* **The task**
Print the listing that follows, character for character.

:: Data for this exercise

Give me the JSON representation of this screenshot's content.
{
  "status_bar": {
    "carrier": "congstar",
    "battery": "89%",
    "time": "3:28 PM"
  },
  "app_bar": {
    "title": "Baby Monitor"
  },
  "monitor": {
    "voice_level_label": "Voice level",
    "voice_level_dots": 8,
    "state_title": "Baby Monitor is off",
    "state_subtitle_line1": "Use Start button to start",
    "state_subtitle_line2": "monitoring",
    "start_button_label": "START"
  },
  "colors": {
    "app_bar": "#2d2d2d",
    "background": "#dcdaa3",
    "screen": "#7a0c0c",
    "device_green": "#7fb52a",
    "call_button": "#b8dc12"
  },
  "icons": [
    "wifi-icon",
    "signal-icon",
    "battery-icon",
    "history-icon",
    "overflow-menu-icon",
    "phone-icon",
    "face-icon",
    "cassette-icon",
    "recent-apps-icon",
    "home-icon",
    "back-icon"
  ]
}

::::

* **Exercise output**
Give me the JSON representation of this screenshot's content.
{
  "status_bar": {
    "carrier": "congstar",
    "battery": "89%",
    "time": "3:28 PM"
  },
  "app_bar": {
    "title": "Baby Monitor"
  },
  "monitor": {
    "voice_level_label": "Voice level",
    "voice_level_dots": 8,
    "state_title": "Baby Monitor is off",
    "state_subtitle_line1": "Use Start button to start",
    "state_subtitle_line2": "monitoring",
    "start_button_label": "START"
  },
  "colors": {
    "app_bar": "#2d2d2d",
    "background": "#dcdaa3",
    "screen": "#7a0c0c",
    "device_green": "#7fb52a",
    "call_button": "#b8dc12"
  },
  "icons": [
    "wifi-icon",
    "signal-icon",
    "battery-icon",
    "history-icon",
    "overflow-menu-icon",
    "phone-icon",
    "face-icon",
    "cassette-icon",
    "recent-apps-icon",
    "home-icon",
    "back-icon"
  ]
}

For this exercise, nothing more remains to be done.